§ **Task directions**: Please render the material below as a Markdown table with the columns Row and Entry, numbering each line and leaving out blank lines. Begin at the line that has "dialog-title-divider — [126, 499, 674, 501]" and stop after the line that has "list-icon — [418, 1092, 438, 1114]".

§ **Information given**:
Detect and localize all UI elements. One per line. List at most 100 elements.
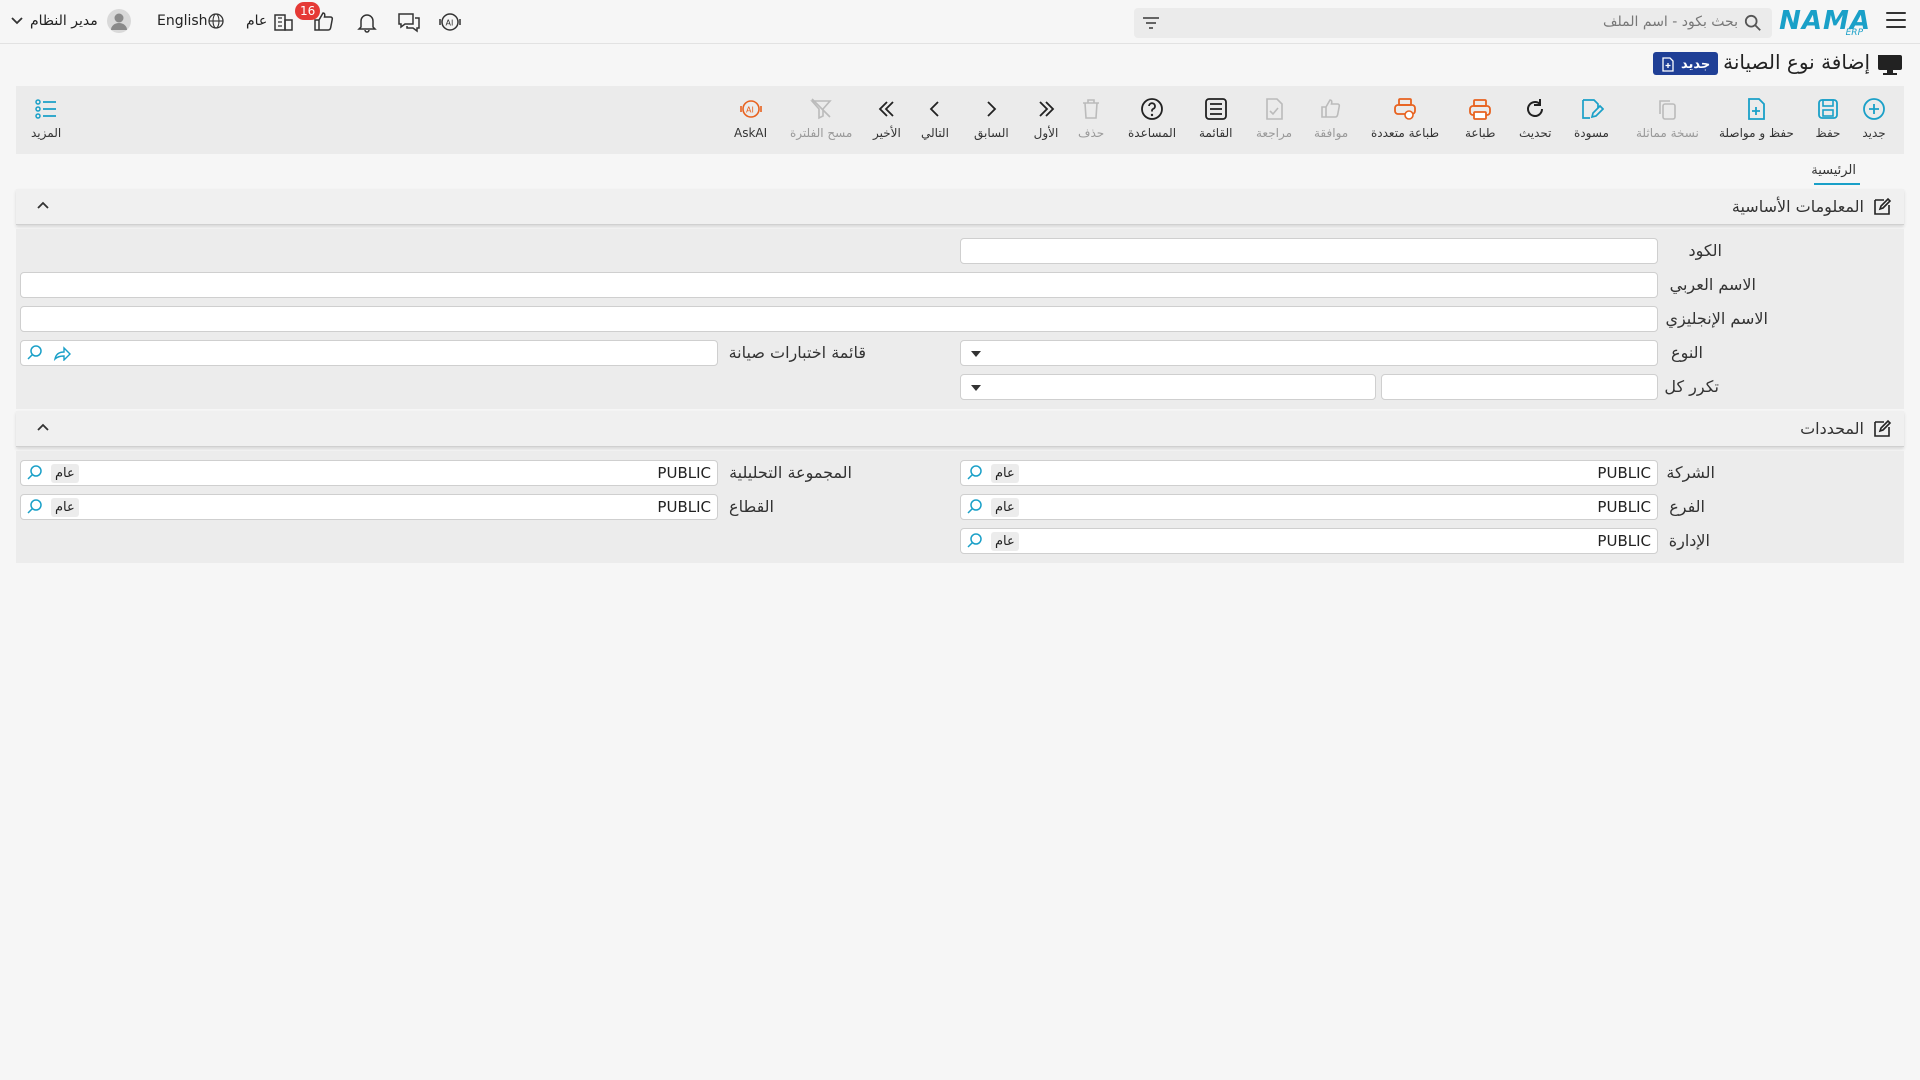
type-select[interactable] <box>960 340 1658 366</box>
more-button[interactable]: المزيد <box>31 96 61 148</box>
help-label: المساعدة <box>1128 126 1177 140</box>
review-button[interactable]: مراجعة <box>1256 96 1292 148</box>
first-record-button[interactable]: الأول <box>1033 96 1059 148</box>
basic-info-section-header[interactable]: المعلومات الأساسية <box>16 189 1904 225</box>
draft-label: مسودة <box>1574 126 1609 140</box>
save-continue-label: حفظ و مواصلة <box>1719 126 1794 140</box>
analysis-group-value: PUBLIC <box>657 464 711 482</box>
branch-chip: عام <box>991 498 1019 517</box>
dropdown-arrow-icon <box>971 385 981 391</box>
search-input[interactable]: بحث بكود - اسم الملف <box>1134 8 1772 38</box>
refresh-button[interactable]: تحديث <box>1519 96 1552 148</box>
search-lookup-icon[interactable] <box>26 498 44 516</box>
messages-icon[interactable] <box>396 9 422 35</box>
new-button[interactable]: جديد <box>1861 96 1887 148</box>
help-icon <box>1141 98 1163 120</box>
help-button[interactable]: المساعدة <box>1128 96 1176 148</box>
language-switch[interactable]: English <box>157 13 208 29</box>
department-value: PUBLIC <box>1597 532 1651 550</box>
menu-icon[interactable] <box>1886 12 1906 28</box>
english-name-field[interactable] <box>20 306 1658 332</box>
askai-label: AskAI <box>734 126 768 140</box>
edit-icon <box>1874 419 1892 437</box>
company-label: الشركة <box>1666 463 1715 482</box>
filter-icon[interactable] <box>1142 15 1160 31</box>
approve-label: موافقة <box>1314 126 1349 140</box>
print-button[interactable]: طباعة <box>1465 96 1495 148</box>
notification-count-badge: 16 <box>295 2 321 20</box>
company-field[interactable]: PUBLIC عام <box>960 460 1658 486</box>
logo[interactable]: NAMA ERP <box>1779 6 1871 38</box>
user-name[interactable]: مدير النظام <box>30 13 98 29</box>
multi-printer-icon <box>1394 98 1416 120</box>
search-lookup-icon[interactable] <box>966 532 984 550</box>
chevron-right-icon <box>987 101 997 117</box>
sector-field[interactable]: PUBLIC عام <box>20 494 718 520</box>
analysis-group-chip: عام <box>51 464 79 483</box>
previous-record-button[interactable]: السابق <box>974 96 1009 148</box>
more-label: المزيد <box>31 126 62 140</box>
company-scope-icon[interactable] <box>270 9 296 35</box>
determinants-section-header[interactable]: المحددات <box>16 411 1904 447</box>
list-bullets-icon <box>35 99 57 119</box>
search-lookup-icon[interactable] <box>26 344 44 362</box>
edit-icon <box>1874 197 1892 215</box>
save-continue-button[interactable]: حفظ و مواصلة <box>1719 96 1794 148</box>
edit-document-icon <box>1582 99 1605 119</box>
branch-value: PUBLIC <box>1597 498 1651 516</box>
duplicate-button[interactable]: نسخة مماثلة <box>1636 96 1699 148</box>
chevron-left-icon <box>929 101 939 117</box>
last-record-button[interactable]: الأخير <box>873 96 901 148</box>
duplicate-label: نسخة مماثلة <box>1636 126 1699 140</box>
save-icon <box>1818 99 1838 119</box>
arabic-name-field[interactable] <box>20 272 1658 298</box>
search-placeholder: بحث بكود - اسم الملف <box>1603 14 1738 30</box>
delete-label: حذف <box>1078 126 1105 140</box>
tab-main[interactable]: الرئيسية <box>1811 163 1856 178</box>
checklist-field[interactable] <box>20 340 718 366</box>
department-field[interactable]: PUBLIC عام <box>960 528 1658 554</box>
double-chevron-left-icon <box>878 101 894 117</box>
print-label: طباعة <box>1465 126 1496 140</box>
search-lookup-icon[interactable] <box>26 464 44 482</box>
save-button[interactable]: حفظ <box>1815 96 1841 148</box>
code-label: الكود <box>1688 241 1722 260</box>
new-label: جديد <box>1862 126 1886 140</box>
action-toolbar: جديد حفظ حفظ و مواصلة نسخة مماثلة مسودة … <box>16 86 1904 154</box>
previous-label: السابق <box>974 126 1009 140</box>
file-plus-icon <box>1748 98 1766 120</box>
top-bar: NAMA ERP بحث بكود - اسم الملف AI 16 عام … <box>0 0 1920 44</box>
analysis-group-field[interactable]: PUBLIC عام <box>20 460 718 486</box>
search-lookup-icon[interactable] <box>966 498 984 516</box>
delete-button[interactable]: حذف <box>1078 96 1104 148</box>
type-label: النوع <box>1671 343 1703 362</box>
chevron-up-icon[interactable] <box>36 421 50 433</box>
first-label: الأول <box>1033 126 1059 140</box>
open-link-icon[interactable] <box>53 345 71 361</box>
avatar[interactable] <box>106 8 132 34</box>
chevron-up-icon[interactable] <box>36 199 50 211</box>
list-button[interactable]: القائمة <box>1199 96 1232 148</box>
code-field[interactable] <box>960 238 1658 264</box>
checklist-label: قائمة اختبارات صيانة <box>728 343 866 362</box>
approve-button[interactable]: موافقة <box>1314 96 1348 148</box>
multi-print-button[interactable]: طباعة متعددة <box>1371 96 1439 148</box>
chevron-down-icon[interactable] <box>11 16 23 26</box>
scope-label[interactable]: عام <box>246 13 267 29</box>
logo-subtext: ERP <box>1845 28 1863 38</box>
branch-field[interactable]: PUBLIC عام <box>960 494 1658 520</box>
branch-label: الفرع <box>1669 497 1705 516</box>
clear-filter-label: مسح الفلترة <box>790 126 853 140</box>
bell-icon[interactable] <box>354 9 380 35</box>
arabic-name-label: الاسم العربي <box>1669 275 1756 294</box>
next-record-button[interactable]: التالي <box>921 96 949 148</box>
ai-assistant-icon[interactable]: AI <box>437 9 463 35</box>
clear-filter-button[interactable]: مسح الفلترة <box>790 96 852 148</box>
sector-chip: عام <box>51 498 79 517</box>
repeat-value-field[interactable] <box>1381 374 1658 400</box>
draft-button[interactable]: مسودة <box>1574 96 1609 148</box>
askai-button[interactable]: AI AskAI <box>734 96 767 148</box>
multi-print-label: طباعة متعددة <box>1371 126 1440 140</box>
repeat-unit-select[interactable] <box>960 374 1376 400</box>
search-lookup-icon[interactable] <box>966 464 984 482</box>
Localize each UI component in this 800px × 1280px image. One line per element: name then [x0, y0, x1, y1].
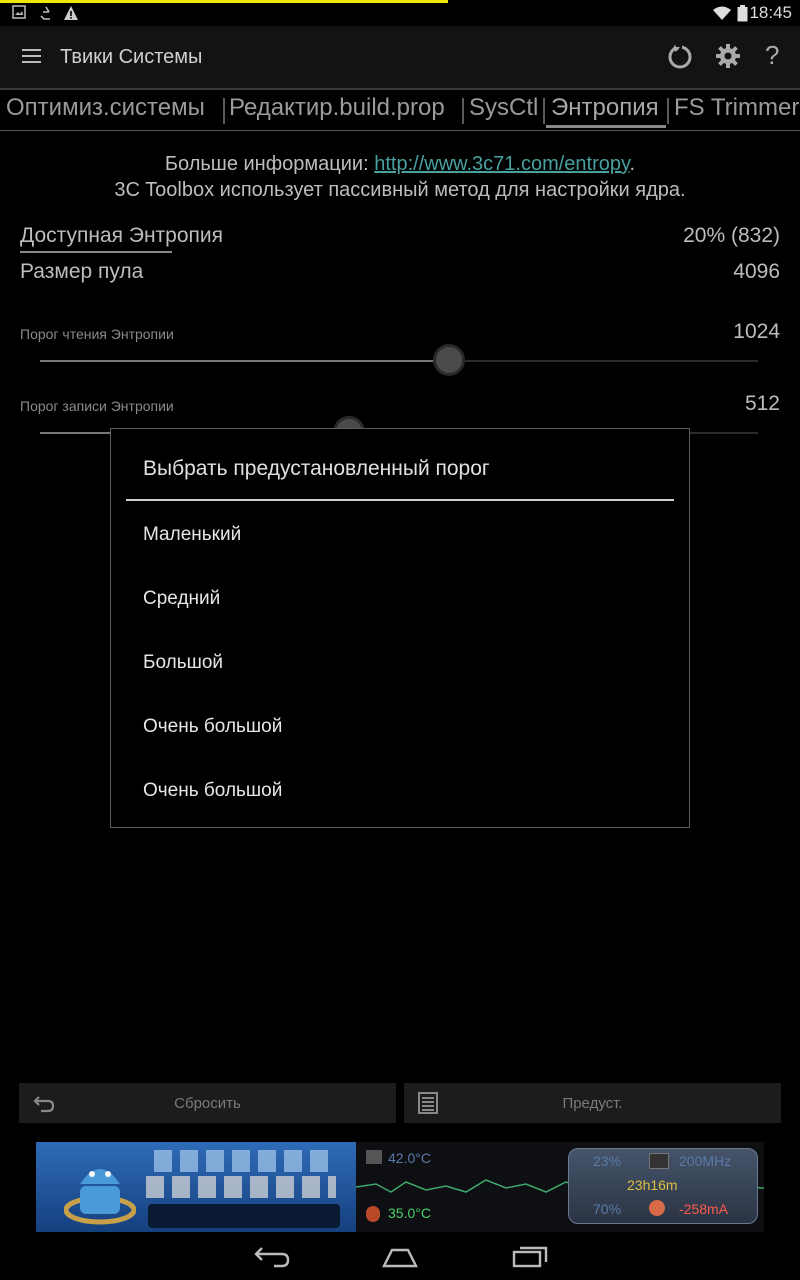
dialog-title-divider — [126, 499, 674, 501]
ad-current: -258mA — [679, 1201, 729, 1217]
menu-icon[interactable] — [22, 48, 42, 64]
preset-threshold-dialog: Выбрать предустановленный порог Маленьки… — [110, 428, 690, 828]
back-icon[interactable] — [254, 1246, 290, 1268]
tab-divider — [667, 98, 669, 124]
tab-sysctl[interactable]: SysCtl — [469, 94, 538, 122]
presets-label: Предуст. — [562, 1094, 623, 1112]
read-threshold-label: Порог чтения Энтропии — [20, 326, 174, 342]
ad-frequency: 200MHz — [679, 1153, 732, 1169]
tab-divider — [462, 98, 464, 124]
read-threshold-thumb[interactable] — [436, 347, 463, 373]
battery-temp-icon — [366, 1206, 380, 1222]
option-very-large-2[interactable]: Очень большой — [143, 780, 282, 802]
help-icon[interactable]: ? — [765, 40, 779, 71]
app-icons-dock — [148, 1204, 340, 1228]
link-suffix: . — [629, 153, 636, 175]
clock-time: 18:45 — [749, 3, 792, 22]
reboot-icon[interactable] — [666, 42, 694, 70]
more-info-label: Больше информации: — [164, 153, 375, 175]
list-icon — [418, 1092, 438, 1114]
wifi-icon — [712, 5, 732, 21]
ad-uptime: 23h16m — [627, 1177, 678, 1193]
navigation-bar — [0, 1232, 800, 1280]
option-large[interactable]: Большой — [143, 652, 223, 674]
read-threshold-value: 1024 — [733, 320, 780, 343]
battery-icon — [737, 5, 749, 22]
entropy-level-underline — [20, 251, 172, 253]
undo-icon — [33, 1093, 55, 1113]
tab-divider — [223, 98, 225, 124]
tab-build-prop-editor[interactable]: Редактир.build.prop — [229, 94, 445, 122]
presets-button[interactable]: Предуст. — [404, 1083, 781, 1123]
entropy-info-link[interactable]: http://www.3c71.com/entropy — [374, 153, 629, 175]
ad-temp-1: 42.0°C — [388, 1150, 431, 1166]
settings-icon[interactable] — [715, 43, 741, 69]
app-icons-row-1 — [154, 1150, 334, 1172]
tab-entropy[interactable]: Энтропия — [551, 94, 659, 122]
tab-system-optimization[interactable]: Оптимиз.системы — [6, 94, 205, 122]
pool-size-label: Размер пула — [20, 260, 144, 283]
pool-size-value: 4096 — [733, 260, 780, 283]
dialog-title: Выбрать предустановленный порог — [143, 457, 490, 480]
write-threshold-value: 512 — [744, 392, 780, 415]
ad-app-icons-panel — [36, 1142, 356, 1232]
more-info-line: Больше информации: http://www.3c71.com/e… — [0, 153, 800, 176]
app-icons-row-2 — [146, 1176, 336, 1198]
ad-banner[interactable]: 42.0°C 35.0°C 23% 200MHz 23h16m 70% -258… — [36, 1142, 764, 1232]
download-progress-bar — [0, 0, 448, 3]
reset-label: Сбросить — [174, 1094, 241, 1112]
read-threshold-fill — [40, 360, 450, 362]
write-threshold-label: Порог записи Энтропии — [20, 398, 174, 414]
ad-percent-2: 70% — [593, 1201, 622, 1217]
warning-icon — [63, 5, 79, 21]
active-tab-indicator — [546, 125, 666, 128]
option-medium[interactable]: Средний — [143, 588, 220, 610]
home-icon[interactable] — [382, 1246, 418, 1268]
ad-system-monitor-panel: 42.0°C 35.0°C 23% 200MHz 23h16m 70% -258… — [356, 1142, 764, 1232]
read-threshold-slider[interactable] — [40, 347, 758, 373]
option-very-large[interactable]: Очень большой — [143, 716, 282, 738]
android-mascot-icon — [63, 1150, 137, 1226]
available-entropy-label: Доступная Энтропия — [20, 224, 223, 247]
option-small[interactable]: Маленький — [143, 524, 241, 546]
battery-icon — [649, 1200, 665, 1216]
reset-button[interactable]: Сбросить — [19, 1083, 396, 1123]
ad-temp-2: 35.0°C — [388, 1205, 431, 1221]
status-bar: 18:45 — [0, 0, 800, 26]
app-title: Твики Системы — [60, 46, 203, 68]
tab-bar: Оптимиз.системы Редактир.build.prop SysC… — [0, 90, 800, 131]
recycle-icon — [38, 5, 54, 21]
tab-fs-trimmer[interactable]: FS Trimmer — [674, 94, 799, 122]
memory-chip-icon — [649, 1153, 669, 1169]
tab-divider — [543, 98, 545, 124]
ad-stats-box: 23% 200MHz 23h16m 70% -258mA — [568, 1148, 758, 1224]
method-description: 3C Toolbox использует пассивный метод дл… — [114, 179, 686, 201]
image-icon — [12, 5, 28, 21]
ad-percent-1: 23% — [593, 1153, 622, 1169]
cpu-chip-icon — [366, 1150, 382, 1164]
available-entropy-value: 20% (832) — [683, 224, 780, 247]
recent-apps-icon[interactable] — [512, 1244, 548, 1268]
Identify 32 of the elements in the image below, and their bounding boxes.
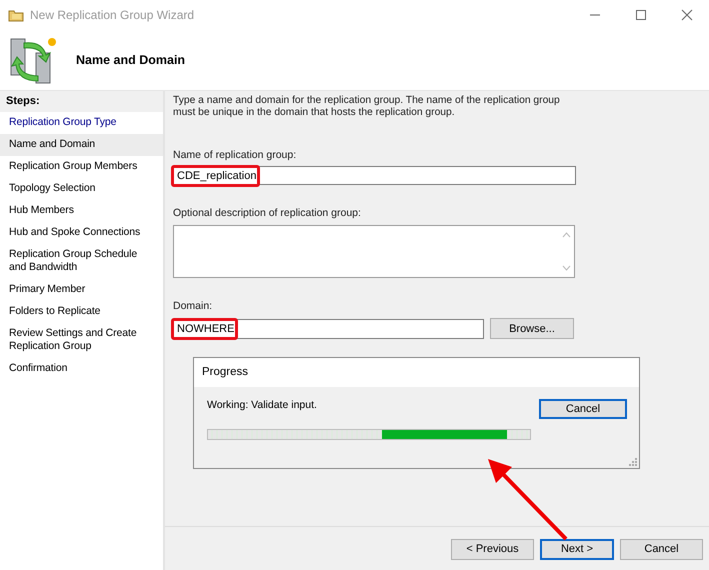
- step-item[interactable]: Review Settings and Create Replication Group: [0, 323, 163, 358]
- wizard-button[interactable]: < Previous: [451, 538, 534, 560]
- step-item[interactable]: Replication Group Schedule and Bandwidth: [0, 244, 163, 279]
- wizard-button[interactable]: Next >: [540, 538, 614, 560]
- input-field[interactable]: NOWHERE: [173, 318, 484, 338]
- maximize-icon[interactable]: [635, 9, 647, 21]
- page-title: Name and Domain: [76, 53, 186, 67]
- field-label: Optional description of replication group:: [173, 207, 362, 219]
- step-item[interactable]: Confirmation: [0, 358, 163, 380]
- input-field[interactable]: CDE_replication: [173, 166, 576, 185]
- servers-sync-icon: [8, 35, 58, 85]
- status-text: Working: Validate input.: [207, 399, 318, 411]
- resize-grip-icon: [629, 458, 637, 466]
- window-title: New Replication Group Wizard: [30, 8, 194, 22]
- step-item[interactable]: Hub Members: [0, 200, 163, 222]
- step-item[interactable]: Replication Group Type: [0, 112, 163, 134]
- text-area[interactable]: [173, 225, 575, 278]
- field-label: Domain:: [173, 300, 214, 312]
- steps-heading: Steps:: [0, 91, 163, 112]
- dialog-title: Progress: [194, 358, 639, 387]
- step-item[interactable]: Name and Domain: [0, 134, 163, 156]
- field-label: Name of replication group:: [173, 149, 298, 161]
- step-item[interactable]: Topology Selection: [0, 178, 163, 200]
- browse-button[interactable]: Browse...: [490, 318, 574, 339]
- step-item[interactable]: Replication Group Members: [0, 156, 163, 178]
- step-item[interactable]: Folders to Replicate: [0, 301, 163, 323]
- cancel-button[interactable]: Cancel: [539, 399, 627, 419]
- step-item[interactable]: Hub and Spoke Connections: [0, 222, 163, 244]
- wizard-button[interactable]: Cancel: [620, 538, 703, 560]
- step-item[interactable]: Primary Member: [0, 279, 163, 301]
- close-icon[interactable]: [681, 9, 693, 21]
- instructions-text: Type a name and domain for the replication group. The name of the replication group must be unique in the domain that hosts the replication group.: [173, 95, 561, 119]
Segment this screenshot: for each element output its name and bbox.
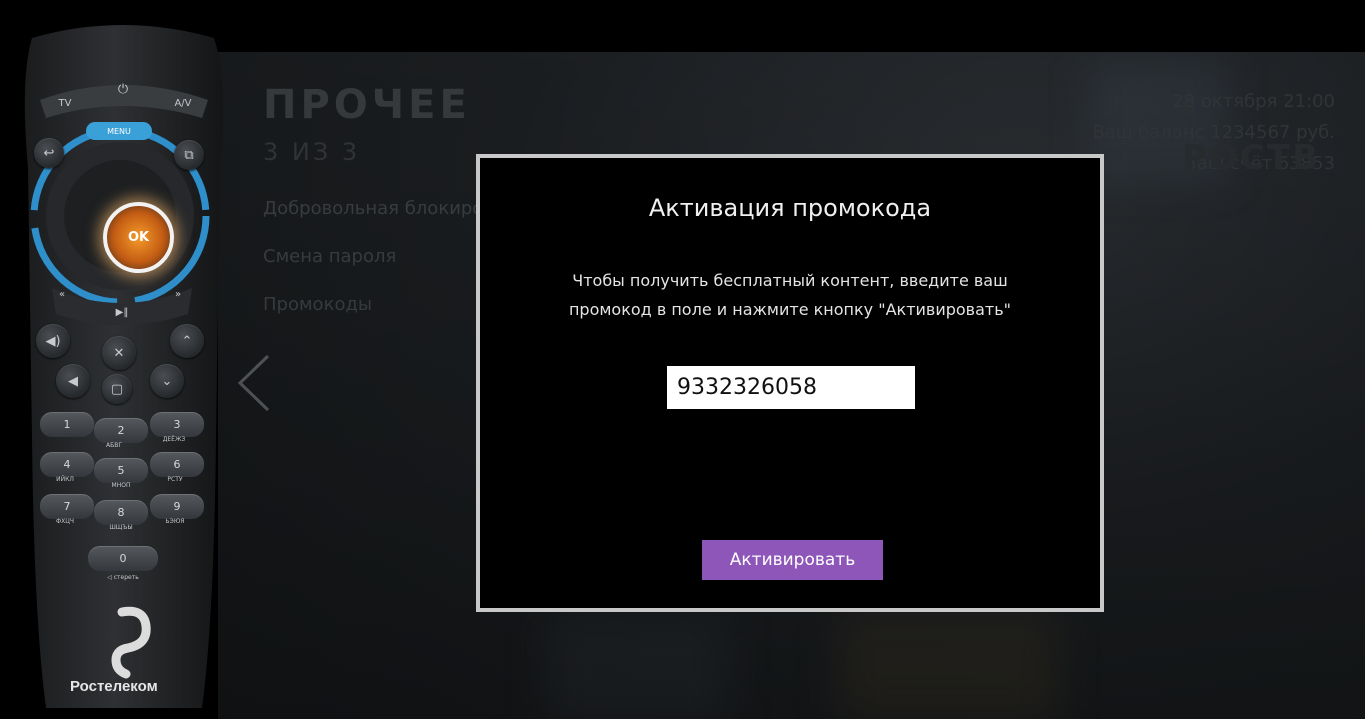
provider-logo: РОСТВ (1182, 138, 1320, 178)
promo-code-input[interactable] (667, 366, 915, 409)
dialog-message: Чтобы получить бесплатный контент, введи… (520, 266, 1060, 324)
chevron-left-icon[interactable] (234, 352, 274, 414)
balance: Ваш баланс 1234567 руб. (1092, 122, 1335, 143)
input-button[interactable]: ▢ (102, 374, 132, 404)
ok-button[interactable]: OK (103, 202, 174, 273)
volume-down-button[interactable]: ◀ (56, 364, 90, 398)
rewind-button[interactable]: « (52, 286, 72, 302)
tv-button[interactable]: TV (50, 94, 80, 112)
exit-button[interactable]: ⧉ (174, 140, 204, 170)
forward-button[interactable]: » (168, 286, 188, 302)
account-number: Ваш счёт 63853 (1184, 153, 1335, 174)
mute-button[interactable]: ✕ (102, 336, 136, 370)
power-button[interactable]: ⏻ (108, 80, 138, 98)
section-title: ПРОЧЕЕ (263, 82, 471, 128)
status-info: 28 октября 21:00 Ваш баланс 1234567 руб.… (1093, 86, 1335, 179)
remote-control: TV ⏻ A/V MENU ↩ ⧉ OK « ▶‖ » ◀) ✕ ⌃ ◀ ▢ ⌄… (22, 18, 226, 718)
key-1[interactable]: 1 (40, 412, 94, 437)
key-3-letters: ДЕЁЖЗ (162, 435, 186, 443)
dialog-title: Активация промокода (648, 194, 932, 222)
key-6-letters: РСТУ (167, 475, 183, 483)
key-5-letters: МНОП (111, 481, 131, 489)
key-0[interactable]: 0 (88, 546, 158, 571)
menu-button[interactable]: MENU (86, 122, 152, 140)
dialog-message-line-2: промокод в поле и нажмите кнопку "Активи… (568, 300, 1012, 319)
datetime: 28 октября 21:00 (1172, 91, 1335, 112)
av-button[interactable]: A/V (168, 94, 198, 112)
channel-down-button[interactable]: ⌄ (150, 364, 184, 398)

§ **Solution to the exercise**:
| Row | Entry |
|---|---|
| 1 | dialog-title-divider — [126, 499, 674, 501] |
| 2 | ad-current: -258mA — [679, 1201, 729, 1217] |
| 3 | menu-icon[interactable] — [22, 48, 42, 64] |
| 4 | preset-threshold-dialog: Выбрать предустановленный порог Маленьки… — [110, 428, 690, 828] |
| 5 | back-icon[interactable] — [254, 1246, 290, 1268] |
| 6 | tab-divider — [667, 98, 669, 124] |
| 7 | tab-sysctl[interactable]: SysCtl — [469, 94, 538, 122] |
| 8 | presets-label: Предуст. — [562, 1094, 623, 1112] |
| 9 | read-threshold-label: Порог чтения Энтропии — [20, 326, 174, 342] |
| 10 | ad-frequency: 200MHz — [679, 1153, 732, 1169] |
| 11 | tab-divider — [462, 98, 464, 124] |
| 12 | read-threshold-thumb[interactable] — [436, 347, 463, 373] |
| 13 | battery-temp-icon — [366, 1206, 380, 1222] |
| 14 | option-very-large-2[interactable]: Очень большой — [143, 780, 282, 802] |
| 15 | help-icon[interactable]: ? — [765, 40, 779, 71] |
| 16 | app-icons-dock — [148, 1204, 340, 1228] |
| 17 | link-suffix: . — [629, 153, 636, 175] |
| 18 | clock-time: 18:45 — [749, 3, 792, 22] |
| 19 | reboot-icon[interactable] — [666, 42, 694, 70] |
| 20 | more-info-label: Больше информации: — [164, 153, 375, 175] |
| 21 | list-icon — [418, 1092, 438, 1114] |